GIVEN RECORDS:

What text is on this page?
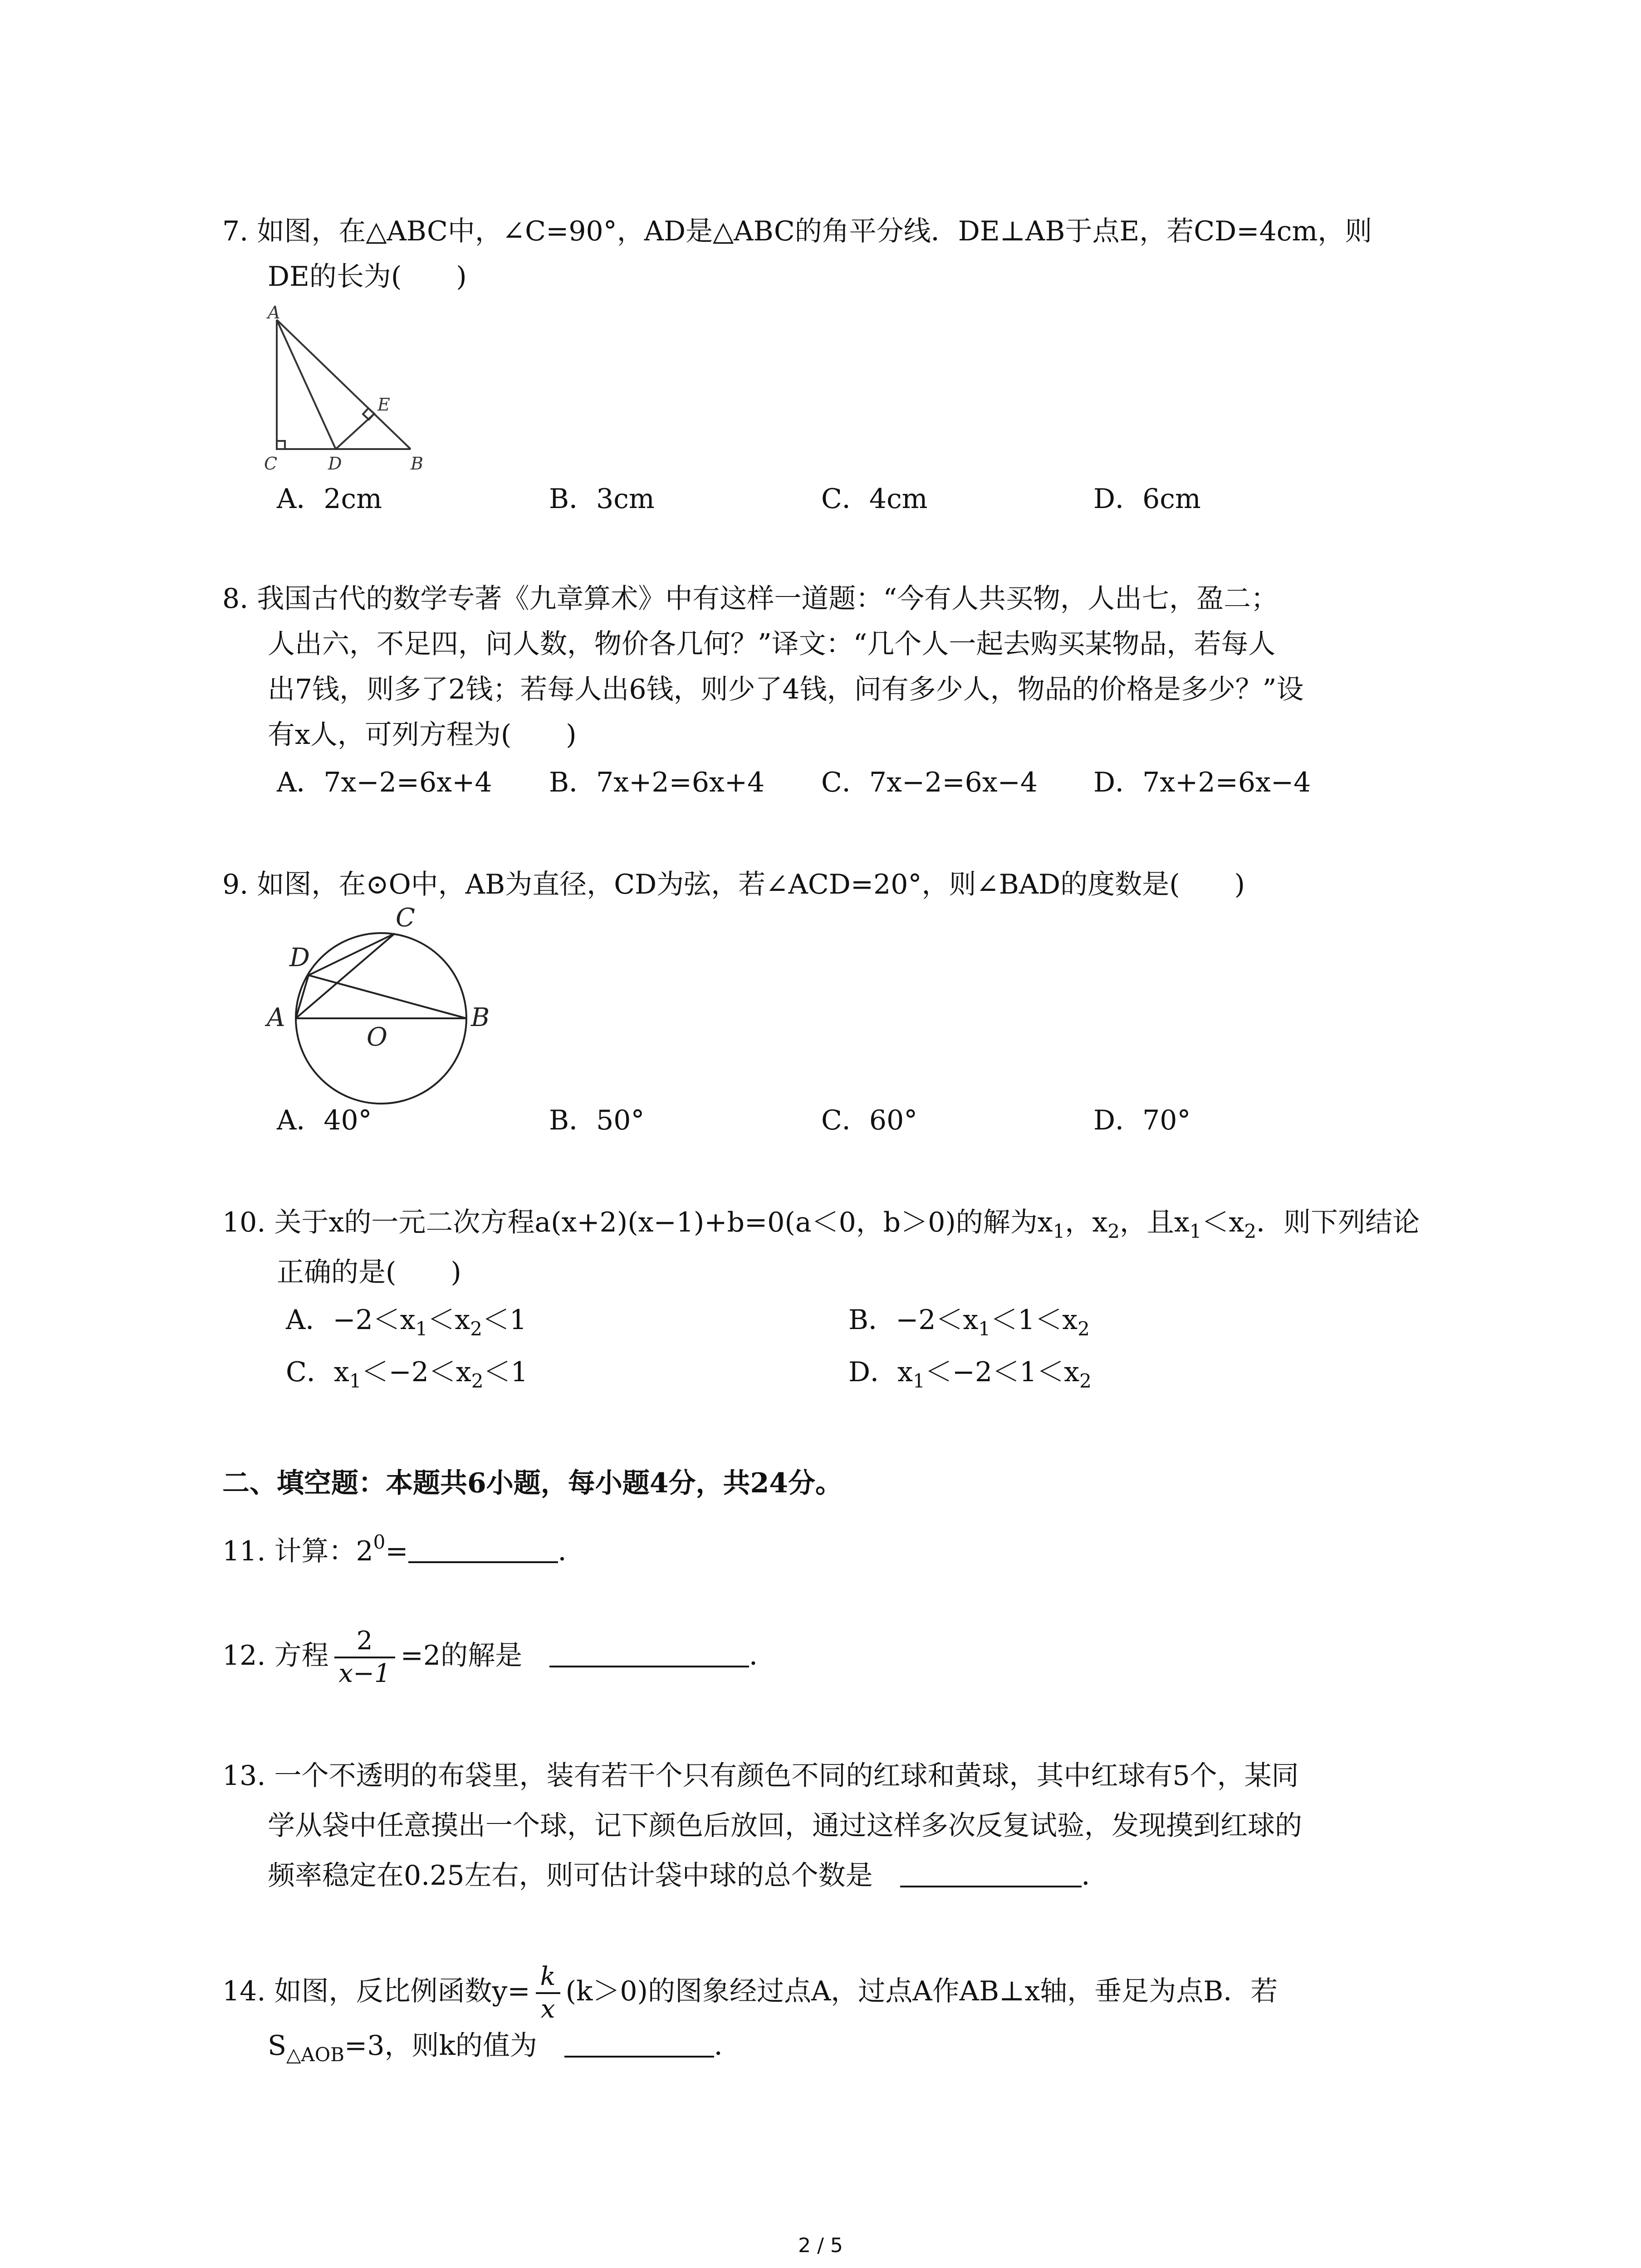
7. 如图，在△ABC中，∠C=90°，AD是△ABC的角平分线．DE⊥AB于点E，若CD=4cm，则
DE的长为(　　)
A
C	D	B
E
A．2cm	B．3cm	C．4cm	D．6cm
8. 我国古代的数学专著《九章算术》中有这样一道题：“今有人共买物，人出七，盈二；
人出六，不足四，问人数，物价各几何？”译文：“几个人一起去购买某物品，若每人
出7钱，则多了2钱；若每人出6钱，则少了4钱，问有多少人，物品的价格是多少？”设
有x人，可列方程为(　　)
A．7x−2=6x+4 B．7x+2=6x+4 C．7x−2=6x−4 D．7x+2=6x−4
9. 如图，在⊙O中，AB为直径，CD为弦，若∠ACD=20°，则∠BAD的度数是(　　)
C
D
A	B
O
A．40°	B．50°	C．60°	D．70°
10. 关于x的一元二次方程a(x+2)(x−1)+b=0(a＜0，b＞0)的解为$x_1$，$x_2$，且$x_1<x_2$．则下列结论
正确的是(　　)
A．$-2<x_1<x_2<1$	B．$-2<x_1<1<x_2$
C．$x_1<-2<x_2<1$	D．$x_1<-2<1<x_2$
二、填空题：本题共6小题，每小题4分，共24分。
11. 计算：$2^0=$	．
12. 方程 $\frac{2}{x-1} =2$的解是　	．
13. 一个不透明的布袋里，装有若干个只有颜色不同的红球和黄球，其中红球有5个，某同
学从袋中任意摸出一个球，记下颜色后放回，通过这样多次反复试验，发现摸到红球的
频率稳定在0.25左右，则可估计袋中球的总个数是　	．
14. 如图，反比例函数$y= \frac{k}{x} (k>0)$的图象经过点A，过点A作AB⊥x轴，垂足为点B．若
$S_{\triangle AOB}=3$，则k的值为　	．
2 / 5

...

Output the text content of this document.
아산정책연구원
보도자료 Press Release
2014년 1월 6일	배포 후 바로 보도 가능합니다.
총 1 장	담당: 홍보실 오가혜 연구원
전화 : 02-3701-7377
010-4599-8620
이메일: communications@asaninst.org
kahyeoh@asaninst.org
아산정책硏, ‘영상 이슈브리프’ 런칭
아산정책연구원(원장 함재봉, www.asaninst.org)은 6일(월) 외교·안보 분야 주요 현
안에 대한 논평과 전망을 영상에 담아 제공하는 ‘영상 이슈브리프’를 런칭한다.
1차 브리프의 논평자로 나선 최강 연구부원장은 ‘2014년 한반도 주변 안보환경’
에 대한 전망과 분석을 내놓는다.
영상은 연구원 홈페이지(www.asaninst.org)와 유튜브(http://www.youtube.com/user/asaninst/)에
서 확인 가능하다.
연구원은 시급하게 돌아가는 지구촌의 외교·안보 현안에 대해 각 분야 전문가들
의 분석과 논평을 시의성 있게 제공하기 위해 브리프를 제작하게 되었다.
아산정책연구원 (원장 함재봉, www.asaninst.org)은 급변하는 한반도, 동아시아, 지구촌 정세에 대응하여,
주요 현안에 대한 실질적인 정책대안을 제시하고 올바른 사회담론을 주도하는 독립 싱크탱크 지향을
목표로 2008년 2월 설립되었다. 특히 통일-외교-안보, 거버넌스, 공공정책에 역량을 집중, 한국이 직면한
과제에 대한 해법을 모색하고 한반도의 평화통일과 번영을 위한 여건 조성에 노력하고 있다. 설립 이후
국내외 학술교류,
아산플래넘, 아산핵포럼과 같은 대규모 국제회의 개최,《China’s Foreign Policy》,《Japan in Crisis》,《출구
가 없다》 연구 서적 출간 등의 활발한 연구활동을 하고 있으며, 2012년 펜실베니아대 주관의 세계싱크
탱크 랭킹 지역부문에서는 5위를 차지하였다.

WHAT TO WORK ON:
Pick each line holding the word "this" out of the listing.

TASK OUTPUT:
What text is on this page?
Output the text content of this document.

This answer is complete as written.